Written problem: All entries below are to be set down again, identical to the source.

Records for processing:
----------------
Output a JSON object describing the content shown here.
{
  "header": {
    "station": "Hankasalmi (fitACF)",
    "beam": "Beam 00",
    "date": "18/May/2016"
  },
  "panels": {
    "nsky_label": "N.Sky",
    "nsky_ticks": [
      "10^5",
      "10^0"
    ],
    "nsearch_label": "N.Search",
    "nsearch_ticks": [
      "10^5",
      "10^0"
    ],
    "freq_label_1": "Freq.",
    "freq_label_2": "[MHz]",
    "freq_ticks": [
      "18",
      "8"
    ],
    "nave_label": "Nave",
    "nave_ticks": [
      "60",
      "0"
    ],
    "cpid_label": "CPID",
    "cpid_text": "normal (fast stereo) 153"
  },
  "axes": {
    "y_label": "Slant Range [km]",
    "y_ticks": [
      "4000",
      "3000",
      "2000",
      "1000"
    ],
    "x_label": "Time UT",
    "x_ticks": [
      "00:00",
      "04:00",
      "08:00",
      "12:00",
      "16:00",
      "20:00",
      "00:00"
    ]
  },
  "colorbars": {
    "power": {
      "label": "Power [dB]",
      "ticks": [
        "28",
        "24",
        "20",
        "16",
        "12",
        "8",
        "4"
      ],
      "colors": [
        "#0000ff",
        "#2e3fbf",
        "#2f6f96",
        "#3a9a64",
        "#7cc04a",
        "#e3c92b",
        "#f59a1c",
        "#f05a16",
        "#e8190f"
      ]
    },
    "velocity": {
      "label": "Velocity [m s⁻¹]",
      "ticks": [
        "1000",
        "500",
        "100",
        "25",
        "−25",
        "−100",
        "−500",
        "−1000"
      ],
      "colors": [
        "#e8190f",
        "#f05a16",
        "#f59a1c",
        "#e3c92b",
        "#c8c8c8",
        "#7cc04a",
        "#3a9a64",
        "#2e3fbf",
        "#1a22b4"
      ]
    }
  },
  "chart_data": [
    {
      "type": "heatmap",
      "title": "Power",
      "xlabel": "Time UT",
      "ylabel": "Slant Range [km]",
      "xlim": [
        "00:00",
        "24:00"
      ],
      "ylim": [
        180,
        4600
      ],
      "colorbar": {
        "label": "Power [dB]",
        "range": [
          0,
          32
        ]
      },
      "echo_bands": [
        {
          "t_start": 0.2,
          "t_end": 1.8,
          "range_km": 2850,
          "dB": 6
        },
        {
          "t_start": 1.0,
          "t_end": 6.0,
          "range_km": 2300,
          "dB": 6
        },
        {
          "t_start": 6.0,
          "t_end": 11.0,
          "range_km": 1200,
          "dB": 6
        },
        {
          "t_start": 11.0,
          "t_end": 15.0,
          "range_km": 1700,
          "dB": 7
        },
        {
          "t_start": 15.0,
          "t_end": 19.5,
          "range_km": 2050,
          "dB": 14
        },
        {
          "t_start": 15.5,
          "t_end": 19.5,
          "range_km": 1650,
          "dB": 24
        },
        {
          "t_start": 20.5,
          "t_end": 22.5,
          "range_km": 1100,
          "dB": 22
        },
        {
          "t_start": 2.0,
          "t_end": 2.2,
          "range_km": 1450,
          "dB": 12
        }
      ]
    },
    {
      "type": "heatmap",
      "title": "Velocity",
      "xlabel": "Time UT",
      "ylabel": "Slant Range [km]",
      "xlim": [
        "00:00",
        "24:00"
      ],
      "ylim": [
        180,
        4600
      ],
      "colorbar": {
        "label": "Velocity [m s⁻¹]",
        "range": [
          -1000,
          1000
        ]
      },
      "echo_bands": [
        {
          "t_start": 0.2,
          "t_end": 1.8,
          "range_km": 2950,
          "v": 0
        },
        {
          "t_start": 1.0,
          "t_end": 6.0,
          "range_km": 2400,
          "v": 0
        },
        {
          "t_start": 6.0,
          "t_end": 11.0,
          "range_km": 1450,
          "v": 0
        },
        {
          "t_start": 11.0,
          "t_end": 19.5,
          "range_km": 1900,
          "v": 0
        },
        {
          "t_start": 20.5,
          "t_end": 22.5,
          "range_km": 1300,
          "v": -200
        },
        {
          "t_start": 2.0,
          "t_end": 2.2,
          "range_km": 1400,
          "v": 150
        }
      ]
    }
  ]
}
----------------
Expected answer:
Output a JSON object describing the content shown here.
{
  "header": {
    "station": "Hankasalmi (fitACF)",
    "beam": "Beam 00",
    "date": "18/May/2016"
  },
  "panels": {
    "nsky_label": "N.Sky",
    "nsky_ticks": [
      "10^5",
      "10^0"
    ],
    "nsearch_label": "N.Search",
    "nsearch_ticks": [
      "10^5",
      "10^0"
    ],
    "freq_label_1": "Freq.",
    "freq_label_2": "[MHz]",
    "freq_ticks": [
      "18",
      "8"
    ],
    "nave_label": "Nave",
    "nave_ticks": [
      "60",
      "0"
    ],
    "cpid_label": "CPID",
    "cpid_text": "normal (fast stereo) 153"
  },
  "axes": {
    "y_label": "Slant Range [km]",
    "y_ticks": [
      "4000",
      "3000",
      "2000",
      "1000"
    ],
    "x_label": "Time UT",
    "x_ticks": [
      "00:00",
      "04:00",
      "08:00",
      "12:00",
      "16:00",
      "20:00",
      "00:00"
    ]
  },
  "colorbars": {
    "power": {
      "label": "Power [dB]",
      "ticks": [
        "28",
        "24",
        "20",
        "16",
        "12",
        "8",
        "4"
      ],
      "colors": [
        "#0000ff",
        "#2e3fbf",
        "#2f6f96",
        "#3a9a64",
        "#7cc04a",
        "#e3c92b",
        "#f59a1c",
        "#f05a16",
        "#e8190f"
      ]
    },
    "velocity": {
      "label": "Velocity [m s⁻¹]",
      "ticks": [
        "1000",
        "500",
        "100",
        "25",
        "−25",
        "−100",
        "−500",
        "−1000"
      ],
      "colors": [
        "#e8190f",
        "#f05a16",
        "#f59a1c",
        "#e3c92b",
        "#c8c8c8",
        "#7cc04a",
        "#3a9a64",
        "#2e3fbf",
        "#1a22b4"
      ]
    }
  },
  "chart_data": [
    {
      "type": "heatmap",
      "title": "Power",
      "xlabel": "Time UT",
      "ylabel": "Slant Range [km]",
      "xlim": [
        "00:00",
        "24:00"
      ],
      "ylim": [
        180,
        4600
      ],
      "colorbar": {
        "label": "Power [dB]",
        "range": [
          0,
          32
        ]
      },
      "echo_bands": [
        {
          "t_start": 0.2,
          "t_end": 1.8,
          "range_km": 2850,
          "dB": 6
        },
        {
          "t_start": 1.0,
          "t_end": 6.0,
          "range_km": 2300,
          "dB": 6
        },
        {
          "t_start": 6.0,
          "t_end": 11.0,
          "range_km": 1200,
          "dB": 6
        },
        {
          "t_start": 11.0,
          "t_end": 15.0,
          "range_km": 1700,
          "dB": 7
        },
        {
          "t_start": 15.0,
          "t_end": 19.5,
          "range_km": 2050,
          "dB": 14
        },
        {
          "t_start": 15.5,
          "t_end": 19.5,
          "range_km": 1650,
          "dB": 24
        },
        {
          "t_start": 20.5,
          "t_end": 22.5,
          "range_km": 1100,
          "dB": 22
        },
        {
          "t_start": 2.0,
          "t_end": 2.2,
          "range_km": 1450,
          "dB": 12
        }
      ]
    },
    {
      "type": "heatmap",
      "title": "Velocity",
      "xlabel": "Time UT",
      "ylabel": "Slant Range [km]",
      "xlim": [
        "00:00",
        "24:00"
      ],
      "ylim": [
        180,
        4600
      ],
      "colorbar": {
        "label": "Velocity [m s⁻¹]",
        "range": [
          -1000,
          1000
        ]
      },
      "echo_bands": [
        {
          "t_start": 0.2,
          "t_end": 1.8,
          "range_km": 2950,
          "v": 0
        },
        {
          "t_start": 1.0,
          "t_end": 6.0,
          "range_km": 2400,
          "v": 0
        },
        {
          "t_start": 6.0,
          "t_end": 11.0,
          "range_km": 1450,
          "v": 0
        },
        {
          "t_start": 11.0,
          "t_end": 19.5,
          "range_km": 1900,
          "v": 0
        },
        {
          "t_start": 20.5,
          "t_end": 22.5,
          "range_km": 1300,
          "v": -200
        },
        {
          "t_start": 2.0,
          "t_end": 2.2,
          "range_km": 1400,
          "v": 150
        }
      ]
    }
  ]
}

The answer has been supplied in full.